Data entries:
━━━━━━━━━━

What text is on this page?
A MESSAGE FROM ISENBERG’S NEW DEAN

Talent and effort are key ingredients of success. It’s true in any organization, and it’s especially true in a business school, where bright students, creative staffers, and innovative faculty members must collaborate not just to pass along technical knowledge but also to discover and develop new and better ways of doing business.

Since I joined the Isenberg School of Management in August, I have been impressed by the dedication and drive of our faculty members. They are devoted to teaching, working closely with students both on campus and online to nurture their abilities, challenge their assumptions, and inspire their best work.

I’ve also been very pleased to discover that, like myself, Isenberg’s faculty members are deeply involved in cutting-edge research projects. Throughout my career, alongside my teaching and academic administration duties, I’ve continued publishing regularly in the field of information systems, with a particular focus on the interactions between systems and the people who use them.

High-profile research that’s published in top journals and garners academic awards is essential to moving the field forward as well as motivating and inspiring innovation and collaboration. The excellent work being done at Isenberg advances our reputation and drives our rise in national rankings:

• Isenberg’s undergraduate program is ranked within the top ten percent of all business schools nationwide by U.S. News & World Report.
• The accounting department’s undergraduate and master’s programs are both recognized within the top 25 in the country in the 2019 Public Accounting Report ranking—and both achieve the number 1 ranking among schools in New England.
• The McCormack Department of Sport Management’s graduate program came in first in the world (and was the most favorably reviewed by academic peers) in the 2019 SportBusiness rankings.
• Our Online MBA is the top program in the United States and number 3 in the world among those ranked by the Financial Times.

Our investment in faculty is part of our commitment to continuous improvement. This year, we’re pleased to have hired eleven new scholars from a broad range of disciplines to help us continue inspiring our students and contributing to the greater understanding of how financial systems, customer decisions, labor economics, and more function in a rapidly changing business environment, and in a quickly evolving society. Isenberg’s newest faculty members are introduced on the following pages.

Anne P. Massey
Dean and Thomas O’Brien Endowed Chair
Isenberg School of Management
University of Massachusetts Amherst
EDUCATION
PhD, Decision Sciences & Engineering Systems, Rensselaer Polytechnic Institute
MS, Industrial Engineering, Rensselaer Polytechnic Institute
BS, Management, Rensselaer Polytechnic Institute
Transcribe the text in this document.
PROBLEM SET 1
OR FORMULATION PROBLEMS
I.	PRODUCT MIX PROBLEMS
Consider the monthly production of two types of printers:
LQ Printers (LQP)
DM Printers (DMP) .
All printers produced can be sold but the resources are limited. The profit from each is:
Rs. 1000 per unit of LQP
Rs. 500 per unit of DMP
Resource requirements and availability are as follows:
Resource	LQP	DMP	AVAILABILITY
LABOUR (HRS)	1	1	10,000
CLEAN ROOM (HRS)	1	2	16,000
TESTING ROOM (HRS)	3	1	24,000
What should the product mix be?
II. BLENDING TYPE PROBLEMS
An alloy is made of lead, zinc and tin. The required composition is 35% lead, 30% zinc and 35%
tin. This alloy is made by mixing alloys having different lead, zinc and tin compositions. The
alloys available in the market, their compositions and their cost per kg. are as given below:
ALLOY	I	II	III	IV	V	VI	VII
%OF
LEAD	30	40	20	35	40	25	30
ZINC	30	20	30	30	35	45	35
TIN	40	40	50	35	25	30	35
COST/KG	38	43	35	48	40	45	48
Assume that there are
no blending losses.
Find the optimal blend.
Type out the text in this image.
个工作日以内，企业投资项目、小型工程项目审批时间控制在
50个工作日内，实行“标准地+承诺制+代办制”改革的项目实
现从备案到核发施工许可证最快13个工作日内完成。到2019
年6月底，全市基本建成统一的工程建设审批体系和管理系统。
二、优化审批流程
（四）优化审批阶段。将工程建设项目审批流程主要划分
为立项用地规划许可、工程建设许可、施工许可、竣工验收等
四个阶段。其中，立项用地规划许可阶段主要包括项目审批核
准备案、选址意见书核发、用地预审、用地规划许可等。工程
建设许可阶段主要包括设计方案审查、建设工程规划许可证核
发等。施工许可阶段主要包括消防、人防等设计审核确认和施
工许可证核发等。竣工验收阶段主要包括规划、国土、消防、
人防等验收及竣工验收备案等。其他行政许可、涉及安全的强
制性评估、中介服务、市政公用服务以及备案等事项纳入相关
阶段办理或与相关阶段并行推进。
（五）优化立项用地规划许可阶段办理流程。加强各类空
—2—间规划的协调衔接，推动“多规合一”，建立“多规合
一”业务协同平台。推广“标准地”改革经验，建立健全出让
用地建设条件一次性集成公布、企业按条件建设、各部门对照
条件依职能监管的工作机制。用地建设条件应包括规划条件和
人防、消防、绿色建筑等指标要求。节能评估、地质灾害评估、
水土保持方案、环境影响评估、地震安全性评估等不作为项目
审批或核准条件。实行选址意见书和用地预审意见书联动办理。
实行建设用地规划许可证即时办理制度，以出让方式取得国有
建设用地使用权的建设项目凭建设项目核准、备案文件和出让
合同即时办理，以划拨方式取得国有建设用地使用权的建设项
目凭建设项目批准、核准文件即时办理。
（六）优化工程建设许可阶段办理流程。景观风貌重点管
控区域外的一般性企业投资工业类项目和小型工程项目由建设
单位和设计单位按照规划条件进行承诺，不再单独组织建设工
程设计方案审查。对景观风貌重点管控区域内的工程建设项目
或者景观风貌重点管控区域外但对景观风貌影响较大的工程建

━━━━━━━━━━

**What you need to do**: Would you give the material above again, complete and exact?

**Full answer**:
What text is on this page?
A MESSAGE FROM ISENBERG’S NEW DEAN

Talent and effort are key ingredients of success. It’s true in any organization, and it’s especially true in a business school, where bright students, creative staffers, and innovative faculty members must collaborate not just to pass along technical knowledge but also to discover and develop new and better ways of doing business.

Since I joined the Isenberg School of Management in August, I have been impressed by the dedication and drive of our faculty members. They are devoted to teaching, working closely with students both on campus and online to nurture their abilities, challenge their assumptions, and inspire their best work.

I’ve also been very pleased to discover that, like myself, Isenberg’s faculty members are deeply involved in cutting-edge research projects. Throughout my career, alongside my teaching and academic administration duties, I’ve continued publishing regularly in the field of information systems, with a particular focus on the interactions between systems and the people who use them.

High-profile research that’s published in top journals and garners academic awards is essential to moving the field forward as well as motivating and inspiring innovation and collaboration. The excellent work being done at Isenberg advances our reputation and drives our rise in national rankings:

• Isenberg’s undergraduate program is ranked within the top ten percent of all business schools nationwide by U.S. News & World Report.
• The accounting department’s undergraduate and master’s programs are both recognized within the top 25 in the country in the 2019 Public Accounting Report ranking—and both achieve the number 1 ranking among schools in New England.
• The McCormack Department of Sport Management’s graduate program came in first in the world (and was the most favorably reviewed by academic peers) in the 2019 SportBusiness rankings.
• Our Online MBA is the top program in the United States and number 3 in the world among those ranked by the Financial Times.

Our investment in faculty is part of our commitment to continuous improvement. This year, we’re pleased to have hired eleven new scholars from a broad range of disciplines to help us continue inspiring our students and contributing to the greater understanding of how financial systems, customer decisions, labor economics, and more function in a rapidly changing business environment, and in a quickly evolving society. Isenberg’s newest faculty members are introduced on the following pages.

Anne P. Massey
Dean and Thomas O’Brien Endowed Chair
Isenberg School of Management
University of Massachusetts Amherst
EDUCATION
PhD, Decision Sciences & Engineering Systems, Rensselaer Polytechnic Institute
MS, Industrial Engineering, Rensselaer Polytechnic Institute
BS, Management, Rensselaer Polytechnic Institute
Transcribe the text in this document.
PROBLEM SET 1
OR FORMULATION PROBLEMS
I.	PRODUCT MIX PROBLEMS
Consider the monthly production of two types of printers:
LQ Printers (LQP)
DM Printers (DMP) .
All printers produced can be sold but the resources are limited. The profit from each is:
Rs. 1000 per unit of LQP
Rs. 500 per unit of DMP
Resource requirements and availability are as follows:
Resource	LQP	DMP	AVAILABILITY
LABOUR (HRS)	1	1	10,000
CLEAN ROOM (HRS)	1	2	16,000
TESTING ROOM (HRS)	3	1	24,000
What should the product mix be?
II. BLENDING TYPE PROBLEMS
An alloy is made of lead, zinc and tin. The required composition is 35% lead, 30% zinc and 35%
tin. This alloy is made by mixing alloys having different lead, zinc and tin compositions. The
alloys available in the market, their compositions and their cost per kg. are as given below:
ALLOY	I	II	III	IV	V	VI	VII
%OF
LEAD	30	40	20	35	40	25	30
ZINC	30	20	30	30	35	45	35
TIN	40	40	50	35	25	30	35
COST/KG	38	43	35	48	40	45	48
Assume that there are
no blending losses.
Find the optimal blend.
Type out the text in this image.
个工作日以内，企业投资项目、小型工程项目审批时间控制在
50个工作日内，实行“标准地+承诺制+代办制”改革的项目实
现从备案到核发施工许可证最快13个工作日内完成。到2019
年6月底，全市基本建成统一的工程建设审批体系和管理系统。
二、优化审批流程
（四）优化审批阶段。将工程建设项目审批流程主要划分
为立项用地规划许可、工程建设许可、施工许可、竣工验收等
四个阶段。其中，立项用地规划许可阶段主要包括项目审批核
准备案、选址意见书核发、用地预审、用地规划许可等。工程
建设许可阶段主要包括设计方案审查、建设工程规划许可证核
发等。施工许可阶段主要包括消防、人防等设计审核确认和施
工许可证核发等。竣工验收阶段主要包括规划、国土、消防、
人防等验收及竣工验收备案等。其他行政许可、涉及安全的强
制性评估、中介服务、市政公用服务以及备案等事项纳入相关
阶段办理或与相关阶段并行推进。
（五）优化立项用地规划许可阶段办理流程。加强各类空
—2—间规划的协调衔接，推动“多规合一”，建立“多规合
一”业务协同平台。推广“标准地”改革经验，建立健全出让
用地建设条件一次性集成公布、企业按条件建设、各部门对照
条件依职能监管的工作机制。用地建设条件应包括规划条件和
人防、消防、绿色建筑等指标要求。节能评估、地质灾害评估、
水土保持方案、环境影响评估、地震安全性评估等不作为项目
审批或核准条件。实行选址意见书和用地预审意见书联动办理。
实行建设用地规划许可证即时办理制度，以出让方式取得国有
建设用地使用权的建设项目凭建设项目核准、备案文件和出让
合同即时办理，以划拨方式取得国有建设用地使用权的建设项
目凭建设项目批准、核准文件即时办理。
（六）优化工程建设许可阶段办理流程。景观风貌重点管
控区域外的一般性企业投资工业类项目和小型工程项目由建设
单位和设计单位按照规划条件进行承诺，不再单独组织建设工
程设计方案审查。对景观风貌重点管控区域内的工程建设项目
或者景观风貌重点管控区域外但对景观风貌影响较大的工程建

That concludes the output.